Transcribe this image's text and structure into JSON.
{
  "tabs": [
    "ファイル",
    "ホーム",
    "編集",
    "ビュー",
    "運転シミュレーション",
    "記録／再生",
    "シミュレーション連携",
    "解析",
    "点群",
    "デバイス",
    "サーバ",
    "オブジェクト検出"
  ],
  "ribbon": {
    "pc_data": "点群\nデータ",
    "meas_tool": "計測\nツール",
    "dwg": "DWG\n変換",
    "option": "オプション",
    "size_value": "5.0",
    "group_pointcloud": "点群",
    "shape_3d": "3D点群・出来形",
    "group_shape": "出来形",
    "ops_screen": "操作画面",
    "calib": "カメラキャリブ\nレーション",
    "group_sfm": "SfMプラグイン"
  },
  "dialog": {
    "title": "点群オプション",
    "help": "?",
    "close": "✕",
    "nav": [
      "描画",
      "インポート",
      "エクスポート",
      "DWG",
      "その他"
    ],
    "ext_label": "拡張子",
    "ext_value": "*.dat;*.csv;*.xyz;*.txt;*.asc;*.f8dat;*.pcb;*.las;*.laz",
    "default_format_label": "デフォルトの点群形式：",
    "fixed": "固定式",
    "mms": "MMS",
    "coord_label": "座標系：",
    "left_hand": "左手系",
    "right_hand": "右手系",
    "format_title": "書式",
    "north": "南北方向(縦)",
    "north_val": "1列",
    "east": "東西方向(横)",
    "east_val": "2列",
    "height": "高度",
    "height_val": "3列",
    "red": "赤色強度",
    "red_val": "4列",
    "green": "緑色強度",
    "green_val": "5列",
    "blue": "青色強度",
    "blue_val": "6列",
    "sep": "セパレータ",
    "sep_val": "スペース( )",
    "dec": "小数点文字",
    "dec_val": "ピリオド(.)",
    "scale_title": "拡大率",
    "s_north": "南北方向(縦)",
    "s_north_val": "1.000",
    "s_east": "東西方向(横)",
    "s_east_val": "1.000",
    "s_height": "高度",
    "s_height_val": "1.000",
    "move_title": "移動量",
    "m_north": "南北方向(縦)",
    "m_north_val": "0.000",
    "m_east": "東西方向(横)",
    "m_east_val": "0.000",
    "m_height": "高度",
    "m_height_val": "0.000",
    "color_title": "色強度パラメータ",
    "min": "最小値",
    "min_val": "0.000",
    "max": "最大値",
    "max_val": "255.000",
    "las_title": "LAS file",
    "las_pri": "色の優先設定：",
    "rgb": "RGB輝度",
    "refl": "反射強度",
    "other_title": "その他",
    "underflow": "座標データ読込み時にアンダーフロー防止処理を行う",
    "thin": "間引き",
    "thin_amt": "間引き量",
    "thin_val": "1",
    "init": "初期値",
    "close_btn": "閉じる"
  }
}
§
→ **Objective**: Repeat all the records. Match each line exactly.

→ **Answer for this exercise**:
Transcribe this image's text and structure into JSON.
{
  "tabs": [
    "ファイル",
    "ホーム",
    "編集",
    "ビュー",
    "運転シミュレーション",
    "記録／再生",
    "シミュレーション連携",
    "解析",
    "点群",
    "デバイス",
    "サーバ",
    "オブジェクト検出"
  ],
  "ribbon": {
    "pc_data": "点群\nデータ",
    "meas_tool": "計測\nツール",
    "dwg": "DWG\n変換",
    "option": "オプション",
    "size_value": "5.0",
    "group_pointcloud": "点群",
    "shape_3d": "3D点群・出来形",
    "group_shape": "出来形",
    "ops_screen": "操作画面",
    "calib": "カメラキャリブ\nレーション",
    "group_sfm": "SfMプラグイン"
  },
  "dialog": {
    "title": "点群オプション",
    "help": "?",
    "close": "✕",
    "nav": [
      "描画",
      "インポート",
      "エクスポート",
      "DWG",
      "その他"
    ],
    "ext_label": "拡張子",
    "ext_value": "*.dat;*.csv;*.xyz;*.txt;*.asc;*.f8dat;*.pcb;*.las;*.laz",
    "default_format_label": "デフォルトの点群形式：",
    "fixed": "固定式",
    "mms": "MMS",
    "coord_label": "座標系：",
    "left_hand": "左手系",
    "right_hand": "右手系",
    "format_title": "書式",
    "north": "南北方向(縦)",
    "north_val": "1列",
    "east": "東西方向(横)",
    "east_val": "2列",
    "height": "高度",
    "height_val": "3列",
    "red": "赤色強度",
    "red_val": "4列",
    "green": "緑色強度",
    "green_val": "5列",
    "blue": "青色強度",
    "blue_val": "6列",
    "sep": "セパレータ",
    "sep_val": "スペース( )",
    "dec": "小数点文字",
    "dec_val": "ピリオド(.)",
    "scale_title": "拡大率",
    "s_north": "南北方向(縦)",
    "s_north_val": "1.000",
    "s_east": "東西方向(横)",
    "s_east_val": "1.000",
    "s_height": "高度",
    "s_height_val": "1.000",
    "move_title": "移動量",
    "m_north": "南北方向(縦)",
    "m_north_val": "0.000",
    "m_east": "東西方向(横)",
    "m_east_val": "0.000",
    "m_height": "高度",
    "m_height_val": "0.000",
    "color_title": "色強度パラメータ",
    "min": "最小値",
    "min_val": "0.000",
    "max": "最大値",
    "max_val": "255.000",
    "las_title": "LAS file",
    "las_pri": "色の優先設定：",
    "rgb": "RGB輝度",
    "refl": "反射強度",
    "other_title": "その他",
    "underflow": "座標データ読込み時にアンダーフロー防止処理を行う",
    "thin": "間引き",
    "thin_amt": "間引き量",
    "thin_val": "1",
    "init": "初期値",
    "close_btn": "閉じる"
  }
}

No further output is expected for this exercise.